* _Ausgangstext_:
* * *
Kommentar Putin soll Premier werden: Stabil undemokratisch

Die jüngste russische Personalrochade erinnert an frühere Zeiten, wo sich Vertreter der Kremlgarde gegenseitig für ihre grandiosen Erfolge beim Aufbau des Sozialismus lobten.

Dem russischen Präsidenten Wladimir Putin und seinem wahrscheinlichen Nachfolger, Dmitri Medwedjew, sei Dank: Kremlastrologen haben dieser Tage wieder Hochkonjunktur. Nachdem Putin erst Medwedjew als Präsidentschaftskandidaten auf den Schild gehoben hat, revanchiert sich dieser nun prompt und schlägt Putin für das Amt des Regierungschefs vor. Derlei demonstrativ zelebrierte Geschlossenheit erinnert an frühere Zeiten, wo sich Vertreter der Kremlgarde gegenseitig für ihre grandiosen Erfolge beim Aufbau des Sozialismus lobten.
* * *
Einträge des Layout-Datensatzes
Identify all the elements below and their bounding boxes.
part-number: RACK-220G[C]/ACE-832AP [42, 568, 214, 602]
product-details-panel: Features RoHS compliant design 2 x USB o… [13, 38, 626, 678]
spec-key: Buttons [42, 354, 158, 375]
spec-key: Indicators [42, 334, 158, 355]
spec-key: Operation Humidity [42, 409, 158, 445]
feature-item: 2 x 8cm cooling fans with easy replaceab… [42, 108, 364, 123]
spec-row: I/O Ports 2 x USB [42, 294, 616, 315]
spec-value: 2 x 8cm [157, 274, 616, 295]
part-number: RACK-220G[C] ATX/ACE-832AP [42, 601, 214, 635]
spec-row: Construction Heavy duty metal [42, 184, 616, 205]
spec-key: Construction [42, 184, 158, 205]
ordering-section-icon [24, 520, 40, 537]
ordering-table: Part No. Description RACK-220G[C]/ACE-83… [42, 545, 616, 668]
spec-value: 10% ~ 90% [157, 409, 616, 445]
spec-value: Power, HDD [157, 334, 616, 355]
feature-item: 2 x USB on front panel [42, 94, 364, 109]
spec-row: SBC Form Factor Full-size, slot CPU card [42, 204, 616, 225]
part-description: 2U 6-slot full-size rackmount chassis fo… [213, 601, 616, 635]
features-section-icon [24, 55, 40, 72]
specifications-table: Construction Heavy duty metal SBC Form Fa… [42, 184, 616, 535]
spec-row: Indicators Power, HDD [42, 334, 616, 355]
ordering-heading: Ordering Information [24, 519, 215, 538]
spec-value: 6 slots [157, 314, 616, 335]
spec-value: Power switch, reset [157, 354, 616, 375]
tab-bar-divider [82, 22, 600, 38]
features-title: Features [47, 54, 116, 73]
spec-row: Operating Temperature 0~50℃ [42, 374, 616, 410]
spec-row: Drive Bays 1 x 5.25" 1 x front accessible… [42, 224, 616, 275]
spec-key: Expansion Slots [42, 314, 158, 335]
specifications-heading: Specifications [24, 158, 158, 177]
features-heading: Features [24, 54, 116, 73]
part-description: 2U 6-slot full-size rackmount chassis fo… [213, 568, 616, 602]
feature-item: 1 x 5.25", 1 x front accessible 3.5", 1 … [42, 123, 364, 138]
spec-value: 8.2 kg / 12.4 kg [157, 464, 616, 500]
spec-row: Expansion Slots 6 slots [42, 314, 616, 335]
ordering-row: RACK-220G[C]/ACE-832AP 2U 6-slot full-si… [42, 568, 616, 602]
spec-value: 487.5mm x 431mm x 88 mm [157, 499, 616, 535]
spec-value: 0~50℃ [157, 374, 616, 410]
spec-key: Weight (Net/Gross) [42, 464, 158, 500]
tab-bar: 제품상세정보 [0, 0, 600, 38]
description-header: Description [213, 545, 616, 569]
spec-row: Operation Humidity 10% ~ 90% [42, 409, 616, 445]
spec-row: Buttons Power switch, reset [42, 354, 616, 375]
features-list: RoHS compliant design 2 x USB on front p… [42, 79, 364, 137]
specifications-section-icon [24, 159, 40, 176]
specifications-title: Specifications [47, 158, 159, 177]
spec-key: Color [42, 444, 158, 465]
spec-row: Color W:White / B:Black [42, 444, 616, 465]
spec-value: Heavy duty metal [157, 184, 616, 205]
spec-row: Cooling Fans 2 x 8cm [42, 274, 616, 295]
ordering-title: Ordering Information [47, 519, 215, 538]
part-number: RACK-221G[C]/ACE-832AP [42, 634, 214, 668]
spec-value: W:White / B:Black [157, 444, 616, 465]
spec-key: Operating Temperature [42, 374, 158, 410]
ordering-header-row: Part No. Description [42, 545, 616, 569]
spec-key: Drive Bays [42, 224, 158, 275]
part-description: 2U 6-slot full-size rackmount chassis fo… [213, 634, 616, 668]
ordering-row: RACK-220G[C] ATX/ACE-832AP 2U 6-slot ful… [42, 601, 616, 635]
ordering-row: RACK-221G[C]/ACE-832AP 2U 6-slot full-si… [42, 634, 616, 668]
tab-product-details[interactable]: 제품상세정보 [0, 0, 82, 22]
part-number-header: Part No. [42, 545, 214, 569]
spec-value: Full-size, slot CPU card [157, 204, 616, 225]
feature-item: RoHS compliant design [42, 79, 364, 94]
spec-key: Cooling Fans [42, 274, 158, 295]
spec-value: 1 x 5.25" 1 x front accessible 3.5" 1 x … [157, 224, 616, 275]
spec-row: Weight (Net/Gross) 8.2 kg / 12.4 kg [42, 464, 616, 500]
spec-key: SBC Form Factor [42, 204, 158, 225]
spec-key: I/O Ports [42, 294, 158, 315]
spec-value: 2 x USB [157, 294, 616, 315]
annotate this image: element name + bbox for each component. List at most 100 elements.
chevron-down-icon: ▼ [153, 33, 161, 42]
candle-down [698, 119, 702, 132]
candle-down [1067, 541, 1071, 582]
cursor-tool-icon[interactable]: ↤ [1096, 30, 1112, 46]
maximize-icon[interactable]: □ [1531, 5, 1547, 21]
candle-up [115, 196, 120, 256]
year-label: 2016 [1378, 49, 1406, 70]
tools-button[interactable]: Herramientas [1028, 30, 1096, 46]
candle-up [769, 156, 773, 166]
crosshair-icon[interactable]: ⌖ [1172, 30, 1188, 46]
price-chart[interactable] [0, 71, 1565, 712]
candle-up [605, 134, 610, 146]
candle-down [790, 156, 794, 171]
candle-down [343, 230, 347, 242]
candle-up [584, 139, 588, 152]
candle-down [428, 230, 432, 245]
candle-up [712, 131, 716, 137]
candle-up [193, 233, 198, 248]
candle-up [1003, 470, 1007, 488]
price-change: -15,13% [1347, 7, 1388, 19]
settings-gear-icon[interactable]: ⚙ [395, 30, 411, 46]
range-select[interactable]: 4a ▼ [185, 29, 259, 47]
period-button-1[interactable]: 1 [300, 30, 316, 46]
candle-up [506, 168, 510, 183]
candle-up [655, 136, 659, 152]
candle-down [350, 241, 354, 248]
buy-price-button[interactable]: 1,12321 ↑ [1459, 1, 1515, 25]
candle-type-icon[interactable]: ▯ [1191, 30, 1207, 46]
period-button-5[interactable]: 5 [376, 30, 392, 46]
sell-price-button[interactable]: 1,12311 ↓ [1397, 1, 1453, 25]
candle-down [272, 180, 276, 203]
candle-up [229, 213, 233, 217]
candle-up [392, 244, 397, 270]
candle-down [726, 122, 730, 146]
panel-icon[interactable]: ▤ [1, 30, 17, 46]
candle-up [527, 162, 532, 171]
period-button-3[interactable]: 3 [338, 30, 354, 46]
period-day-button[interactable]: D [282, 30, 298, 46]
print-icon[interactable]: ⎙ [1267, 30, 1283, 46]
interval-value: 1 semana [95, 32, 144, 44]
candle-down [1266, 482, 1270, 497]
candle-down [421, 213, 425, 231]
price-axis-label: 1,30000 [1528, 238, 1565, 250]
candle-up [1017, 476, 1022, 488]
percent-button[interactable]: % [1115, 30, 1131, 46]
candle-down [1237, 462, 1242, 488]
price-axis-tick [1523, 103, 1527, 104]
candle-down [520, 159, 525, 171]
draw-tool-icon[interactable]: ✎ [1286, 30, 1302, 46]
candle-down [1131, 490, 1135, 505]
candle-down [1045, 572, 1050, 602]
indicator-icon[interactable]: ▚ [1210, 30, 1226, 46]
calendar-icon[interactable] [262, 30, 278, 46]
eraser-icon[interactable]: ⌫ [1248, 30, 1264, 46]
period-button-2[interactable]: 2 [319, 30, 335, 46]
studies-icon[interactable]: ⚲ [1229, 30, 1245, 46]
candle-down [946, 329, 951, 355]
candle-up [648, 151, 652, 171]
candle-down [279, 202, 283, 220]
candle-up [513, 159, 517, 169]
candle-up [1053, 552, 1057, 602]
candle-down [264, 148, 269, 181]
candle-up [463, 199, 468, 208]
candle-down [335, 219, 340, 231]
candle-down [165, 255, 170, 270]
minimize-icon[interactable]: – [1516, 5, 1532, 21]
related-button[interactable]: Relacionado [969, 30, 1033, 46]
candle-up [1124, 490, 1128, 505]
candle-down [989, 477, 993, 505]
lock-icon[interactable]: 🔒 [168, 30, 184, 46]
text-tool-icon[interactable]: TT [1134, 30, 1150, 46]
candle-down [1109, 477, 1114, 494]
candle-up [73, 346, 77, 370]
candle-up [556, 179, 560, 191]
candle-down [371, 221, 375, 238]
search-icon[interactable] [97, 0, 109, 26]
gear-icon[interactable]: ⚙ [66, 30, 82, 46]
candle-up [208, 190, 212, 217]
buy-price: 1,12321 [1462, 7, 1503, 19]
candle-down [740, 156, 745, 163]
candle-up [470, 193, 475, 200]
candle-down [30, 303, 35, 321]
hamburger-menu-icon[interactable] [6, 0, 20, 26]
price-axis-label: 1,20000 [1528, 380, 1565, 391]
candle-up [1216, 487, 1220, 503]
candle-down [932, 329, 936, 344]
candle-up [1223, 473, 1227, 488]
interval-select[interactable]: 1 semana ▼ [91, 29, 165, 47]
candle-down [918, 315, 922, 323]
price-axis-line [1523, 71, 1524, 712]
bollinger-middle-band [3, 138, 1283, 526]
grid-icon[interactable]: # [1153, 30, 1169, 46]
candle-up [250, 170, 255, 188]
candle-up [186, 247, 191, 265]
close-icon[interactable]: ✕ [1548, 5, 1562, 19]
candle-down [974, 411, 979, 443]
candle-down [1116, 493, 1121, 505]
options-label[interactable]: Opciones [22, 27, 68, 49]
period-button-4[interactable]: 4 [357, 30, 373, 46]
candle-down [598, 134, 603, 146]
* * *
* _Zu erledigende Aufgaben_:
1 > Warum erinnert die Personalrochade laut dem Kommentar zu Putin als Premier an frühere Zeiten?
2 > Nimm den Kommentar zu Putin als Premier nach seinem letzten Satz wieder auf und schreibe ihn weiter.

* _Lösungen der Aufgaben_:
1 > Weil sich Putin und Medwedjew in demonstrativ zelebrierter Geschlossenheit gegenseitig ins Amt heben. Putin hat Medwedjew als Präsidentschaftskandidaten auf den Schild gehoben, und Medwedjew schlägt Putin nun prompt als Regierungschef vor. Das gleicht der Zeit, als sich Vertreter der Kremlgarde gegenseitig für ihre grandiosen Erfolge beim Aufbau des Sozialismus lobten.

2 >
Viel deutet darauf hin, dass der jüngste Vorstoß von Medwedjew Teil eines Handels ist und ein weiterer Versuch von prominenter Stelle aus, für die kommenden Jahre Putins Verbleib an der Macht zu sichern. Zwar ist dieses Szenario keineswegs neu. Medwedjes Vorschlag enthebt Putin jedoch der Peinlichkeit, sich noch einmal selber für dieses Amt ins Gespräch zu bringen und wiegt weitaus schwerer als die landesweit gegründeten Komitees zur Unterstützung des Präsidenten.

Noch ist unklar, wie Putins Pläne genau aussehen. Sollte er jedoch tatsächlich neuer Premierminister werden, wäre auch eine Verfassungsänderung zu seinen Gunsten nicht ausgeschlossen - auch das wäre dann wohl ein Bestandteil der Absprache.

Doch unabhängig davon, wie sich der scheidende, über alle Maßen hofierte Präsident entscheiden wird und welche Personalrochaden in den nächsten Wochen und Monaten noch folgen werden - eine Botschaft ist klar: Russland wird nach den Präsidentschaftswahlen im März auch unter einem neuen Mann an der Spitze stramm auf Putin-Kurs bleiben. Damit wären dann alle Hoffnungen auf eine, wenn auch noch so minimale, Verschiebung von Akzenten in der Innen- und Außenpolitik endgültig zunichte gemacht. Die Mehrheit der Russen wie auch die politisch Verantwortlichen im Westen werden mit dieser Tatsache gut leben können. Denn das Zauberwort heißt Stabilität. Der Preis, zu dem diese erkauft wird, ist jedoch die Demokratie.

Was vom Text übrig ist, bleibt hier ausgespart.